— begin Materials provided —

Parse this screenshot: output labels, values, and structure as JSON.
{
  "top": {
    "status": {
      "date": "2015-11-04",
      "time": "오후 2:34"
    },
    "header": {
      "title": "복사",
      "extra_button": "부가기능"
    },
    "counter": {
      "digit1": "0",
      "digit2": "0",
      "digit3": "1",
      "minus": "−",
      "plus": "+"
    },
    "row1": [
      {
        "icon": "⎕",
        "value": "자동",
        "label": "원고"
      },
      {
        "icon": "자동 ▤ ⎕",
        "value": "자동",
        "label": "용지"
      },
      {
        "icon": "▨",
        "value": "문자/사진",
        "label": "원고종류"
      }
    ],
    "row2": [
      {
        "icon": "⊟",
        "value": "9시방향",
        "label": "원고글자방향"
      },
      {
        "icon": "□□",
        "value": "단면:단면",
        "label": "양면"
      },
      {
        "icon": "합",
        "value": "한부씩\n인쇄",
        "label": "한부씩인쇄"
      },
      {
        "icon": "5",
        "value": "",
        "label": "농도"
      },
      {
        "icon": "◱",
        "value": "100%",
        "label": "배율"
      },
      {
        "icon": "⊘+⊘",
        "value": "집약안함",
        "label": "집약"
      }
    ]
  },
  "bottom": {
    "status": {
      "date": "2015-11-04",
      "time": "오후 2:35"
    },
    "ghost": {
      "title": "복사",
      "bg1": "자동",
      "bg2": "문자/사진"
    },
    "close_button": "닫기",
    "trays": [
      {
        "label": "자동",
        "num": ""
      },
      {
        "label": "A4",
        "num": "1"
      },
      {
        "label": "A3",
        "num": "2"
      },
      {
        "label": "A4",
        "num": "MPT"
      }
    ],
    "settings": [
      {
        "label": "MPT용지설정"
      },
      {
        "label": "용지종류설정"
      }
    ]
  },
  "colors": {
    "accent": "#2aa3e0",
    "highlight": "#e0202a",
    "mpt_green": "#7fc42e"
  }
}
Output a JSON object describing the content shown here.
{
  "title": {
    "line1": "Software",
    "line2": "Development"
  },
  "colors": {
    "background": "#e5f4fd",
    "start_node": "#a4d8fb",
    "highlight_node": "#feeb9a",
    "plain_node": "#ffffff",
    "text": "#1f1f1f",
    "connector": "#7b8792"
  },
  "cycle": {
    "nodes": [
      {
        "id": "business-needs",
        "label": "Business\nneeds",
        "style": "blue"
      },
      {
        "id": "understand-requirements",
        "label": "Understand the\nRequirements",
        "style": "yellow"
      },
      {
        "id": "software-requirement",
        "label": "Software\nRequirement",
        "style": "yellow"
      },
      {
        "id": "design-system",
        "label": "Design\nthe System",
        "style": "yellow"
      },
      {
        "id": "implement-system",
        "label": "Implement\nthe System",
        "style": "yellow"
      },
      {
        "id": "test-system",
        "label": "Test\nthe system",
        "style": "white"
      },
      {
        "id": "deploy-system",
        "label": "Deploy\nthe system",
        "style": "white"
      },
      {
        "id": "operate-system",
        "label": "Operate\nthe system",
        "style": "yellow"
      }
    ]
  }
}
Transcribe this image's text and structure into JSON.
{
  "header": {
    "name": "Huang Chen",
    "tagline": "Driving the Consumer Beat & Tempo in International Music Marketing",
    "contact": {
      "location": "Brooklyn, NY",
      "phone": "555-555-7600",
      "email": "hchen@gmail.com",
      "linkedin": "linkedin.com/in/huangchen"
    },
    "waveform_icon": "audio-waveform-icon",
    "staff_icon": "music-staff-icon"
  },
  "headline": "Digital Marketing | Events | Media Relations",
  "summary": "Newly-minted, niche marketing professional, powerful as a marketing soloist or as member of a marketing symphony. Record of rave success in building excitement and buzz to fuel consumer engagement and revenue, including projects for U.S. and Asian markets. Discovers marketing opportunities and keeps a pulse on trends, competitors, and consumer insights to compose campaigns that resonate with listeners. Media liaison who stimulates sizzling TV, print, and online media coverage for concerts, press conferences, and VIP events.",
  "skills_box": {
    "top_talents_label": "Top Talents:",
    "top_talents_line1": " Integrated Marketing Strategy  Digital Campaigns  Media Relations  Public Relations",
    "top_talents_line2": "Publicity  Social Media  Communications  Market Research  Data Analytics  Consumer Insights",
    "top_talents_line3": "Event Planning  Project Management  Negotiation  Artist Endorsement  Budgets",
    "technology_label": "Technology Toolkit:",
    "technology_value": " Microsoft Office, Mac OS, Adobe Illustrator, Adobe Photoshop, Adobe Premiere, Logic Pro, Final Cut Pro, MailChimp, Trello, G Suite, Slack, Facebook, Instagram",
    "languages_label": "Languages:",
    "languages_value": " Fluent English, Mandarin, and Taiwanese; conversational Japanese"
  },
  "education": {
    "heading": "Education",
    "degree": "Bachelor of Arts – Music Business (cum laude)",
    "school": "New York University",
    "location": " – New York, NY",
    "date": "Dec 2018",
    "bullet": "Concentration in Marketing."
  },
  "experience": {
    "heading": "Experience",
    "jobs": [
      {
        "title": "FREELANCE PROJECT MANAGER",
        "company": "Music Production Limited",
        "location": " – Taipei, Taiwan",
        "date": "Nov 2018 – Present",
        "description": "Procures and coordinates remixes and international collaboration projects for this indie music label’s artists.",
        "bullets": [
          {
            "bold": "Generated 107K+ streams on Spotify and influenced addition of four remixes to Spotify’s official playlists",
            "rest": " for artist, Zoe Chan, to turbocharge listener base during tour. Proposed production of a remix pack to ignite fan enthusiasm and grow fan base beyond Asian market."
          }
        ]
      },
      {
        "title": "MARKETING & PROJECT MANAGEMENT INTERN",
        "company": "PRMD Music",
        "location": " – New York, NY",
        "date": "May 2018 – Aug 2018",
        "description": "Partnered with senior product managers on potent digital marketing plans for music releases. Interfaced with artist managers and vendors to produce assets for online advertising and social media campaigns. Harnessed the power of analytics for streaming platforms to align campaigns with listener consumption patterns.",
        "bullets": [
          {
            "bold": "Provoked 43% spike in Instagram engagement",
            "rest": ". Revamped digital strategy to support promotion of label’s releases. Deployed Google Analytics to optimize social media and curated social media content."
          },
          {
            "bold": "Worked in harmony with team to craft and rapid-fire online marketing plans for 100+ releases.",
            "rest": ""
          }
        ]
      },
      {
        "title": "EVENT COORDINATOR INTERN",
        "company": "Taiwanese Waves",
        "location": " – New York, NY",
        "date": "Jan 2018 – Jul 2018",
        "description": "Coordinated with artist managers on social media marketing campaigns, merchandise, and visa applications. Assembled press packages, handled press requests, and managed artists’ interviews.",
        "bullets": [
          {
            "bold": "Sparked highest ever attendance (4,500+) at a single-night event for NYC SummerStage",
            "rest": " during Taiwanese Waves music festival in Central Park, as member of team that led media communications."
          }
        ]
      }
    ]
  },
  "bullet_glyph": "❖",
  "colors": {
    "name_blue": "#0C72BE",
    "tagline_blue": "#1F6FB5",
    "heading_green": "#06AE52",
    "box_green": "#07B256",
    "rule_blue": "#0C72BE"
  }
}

— end Materials provided —

#### Task to carry out
Retype every record above exactly as it appears.

#### Written answer
Parse this screenshot: output labels, values, and structure as JSON.
{
  "top": {
    "status": {
      "date": "2015-11-04",
      "time": "오후 2:34"
    },
    "header": {
      "title": "복사",
      "extra_button": "부가기능"
    },
    "counter": {
      "digit1": "0",
      "digit2": "0",
      "digit3": "1",
      "minus": "−",
      "plus": "+"
    },
    "row1": [
      {
        "icon": "⎕",
        "value": "자동",
        "label": "원고"
      },
      {
        "icon": "자동 ▤ ⎕",
        "value": "자동",
        "label": "용지"
      },
      {
        "icon": "▨",
        "value": "문자/사진",
        "label": "원고종류"
      }
    ],
    "row2": [
      {
        "icon": "⊟",
        "value": "9시방향",
        "label": "원고글자방향"
      },
      {
        "icon": "□□",
        "value": "단면:단면",
        "label": "양면"
      },
      {
        "icon": "합",
        "value": "한부씩\n인쇄",
        "label": "한부씩인쇄"
      },
      {
        "icon": "5",
        "value": "",
        "label": "농도"
      },
      {
        "icon": "◱",
        "value": "100%",
        "label": "배율"
      },
      {
        "icon": "⊘+⊘",
        "value": "집약안함",
        "label": "집약"
      }
    ]
  },
  "bottom": {
    "status": {
      "date": "2015-11-04",
      "time": "오후 2:35"
    },
    "ghost": {
      "title": "복사",
      "bg1": "자동",
      "bg2": "문자/사진"
    },
    "close_button": "닫기",
    "trays": [
      {
        "label": "자동",
        "num": ""
      },
      {
        "label": "A4",
        "num": "1"
      },
      {
        "label": "A3",
        "num": "2"
      },
      {
        "label": "A4",
        "num": "MPT"
      }
    ],
    "settings": [
      {
        "label": "MPT용지설정"
      },
      {
        "label": "용지종류설정"
      }
    ]
  },
  "colors": {
    "accent": "#2aa3e0",
    "highlight": "#e0202a",
    "mpt_green": "#7fc42e"
  }
}
Output a JSON object describing the content shown here.
{
  "title": {
    "line1": "Software",
    "line2": "Development"
  },
  "colors": {
    "background": "#e5f4fd",
    "start_node": "#a4d8fb",
    "highlight_node": "#feeb9a",
    "plain_node": "#ffffff",
    "text": "#1f1f1f",
    "connector": "#7b8792"
  },
  "cycle": {
    "nodes": [
      {
        "id": "business-needs",
        "label": "Business\nneeds",
        "style": "blue"
      },
      {
        "id": "understand-requirements",
        "label": "Understand the\nRequirements",
        "style": "yellow"
      },
      {
        "id": "software-requirement",
        "label": "Software\nRequirement",
        "style": "yellow"
      },
      {
        "id": "design-system",
        "label": "Design\nthe System",
        "style": "yellow"
      },
      {
        "id": "implement-system",
        "label": "Implement\nthe System",
        "style": "yellow"
      },
      {
        "id": "test-system",
        "label": "Test\nthe system",
        "style": "white"
      },
      {
        "id": "deploy-system",
        "label": "Deploy\nthe system",
        "style": "white"
      },
      {
        "id": "operate-system",
        "label": "Operate\nthe system",
        "style": "yellow"
      }
    ]
  }
}
Transcribe this image's text and structure into JSON.
{
  "header": {
    "name": "Huang Chen",
    "tagline": "Driving the Consumer Beat & Tempo in International Music Marketing",
    "contact": {
      "location": "Brooklyn, NY",
      "phone": "555-555-7600",
      "email": "hchen@gmail.com",
      "linkedin": "linkedin.com/in/huangchen"
    },
    "waveform_icon": "audio-waveform-icon",
    "staff_icon": "music-staff-icon"
  },
  "headline": "Digital Marketing | Events | Media Relations",
  "summary": "Newly-minted, niche marketing professional, powerful as a marketing soloist or as member of a marketing symphony. Record of rave success in building excitement and buzz to fuel consumer engagement and revenue, including projects for U.S. and Asian markets. Discovers marketing opportunities and keeps a pulse on trends, competitors, and consumer insights to compose campaigns that resonate with listeners. Media liaison who stimulates sizzling TV, print, and online media coverage for concerts, press conferences, and VIP events.",
  "skills_box": {
    "top_talents_label": "Top Talents:",
    "top_talents_line1": " Integrated Marketing Strategy  Digital Campaigns  Media Relations  Public Relations",
    "top_talents_line2": "Publicity  Social Media  Communications  Market Research  Data Analytics  Consumer Insights",
    "top_talents_line3": "Event Planning  Project Management  Negotiation  Artist Endorsement  Budgets",
    "technology_label": "Technology Toolkit:",
    "technology_value": " Microsoft Office, Mac OS, Adobe Illustrator, Adobe Photoshop, Adobe Premiere, Logic Pro, Final Cut Pro, MailChimp, Trello, G Suite, Slack, Facebook, Instagram",
    "languages_label": "Languages:",
    "languages_value": " Fluent English, Mandarin, and Taiwanese; conversational Japanese"
  },
  "education": {
    "heading": "Education",
    "degree": "Bachelor of Arts – Music Business (cum laude)",
    "school": "New York University",
    "location": " – New York, NY",
    "date": "Dec 2018",
    "bullet": "Concentration in Marketing."
  },
  "experience": {
    "heading": "Experience",
    "jobs": [
      {
        "title": "FREELANCE PROJECT MANAGER",
        "company": "Music Production Limited",
        "location": " – Taipei, Taiwan",
        "date": "Nov 2018 – Present",
        "description": "Procures and coordinates remixes and international collaboration projects for this indie music label’s artists.",
        "bullets": [
          {
            "bold": "Generated 107K+ streams on Spotify and influenced addition of four remixes to Spotify’s official playlists",
            "rest": " for artist, Zoe Chan, to turbocharge listener base during tour. Proposed production of a remix pack to ignite fan enthusiasm and grow fan base beyond Asian market."
          }
        ]
      },
      {
        "title": "MARKETING & PROJECT MANAGEMENT INTERN",
        "company": "PRMD Music",
        "location": " – New York, NY",
        "date": "May 2018 – Aug 2018",
        "description": "Partnered with senior product managers on potent digital marketing plans for music releases. Interfaced with artist managers and vendors to produce assets for online advertising and social media campaigns. Harnessed the power of analytics for streaming platforms to align campaigns with listener consumption patterns.",
        "bullets": [
          {
            "bold": "Provoked 43% spike in Instagram engagement",
            "rest": ". Revamped digital strategy to support promotion of label’s releases. Deployed Google Analytics to optimize social media and curated social media content."
          },
          {
            "bold": "Worked in harmony with team to craft and rapid-fire online marketing plans for 100+ releases.",
            "rest": ""
          }
        ]
      },
      {
        "title": "EVENT COORDINATOR INTERN",
        "company": "Taiwanese Waves",
        "location": " – New York, NY",
        "date": "Jan 2018 – Jul 2018",
        "description": "Coordinated with artist managers on social media marketing campaigns, merchandise, and visa applications. Assembled press packages, handled press requests, and managed artists’ interviews.",
        "bullets": [
          {
            "bold": "Sparked highest ever attendance (4,500+) at a single-night event for NYC SummerStage",
            "rest": " during Taiwanese Waves music festival in Central Park, as member of team that led media communications."
          }
        ]
      }
    ]
  },
  "bullet_glyph": "❖",
  "colors": {
    "name_blue": "#0C72BE",
    "tagline_blue": "#1F6FB5",
    "heading_green": "#06AE52",
    "box_green": "#07B256",
    "rule_blue": "#0C72BE"
  }
}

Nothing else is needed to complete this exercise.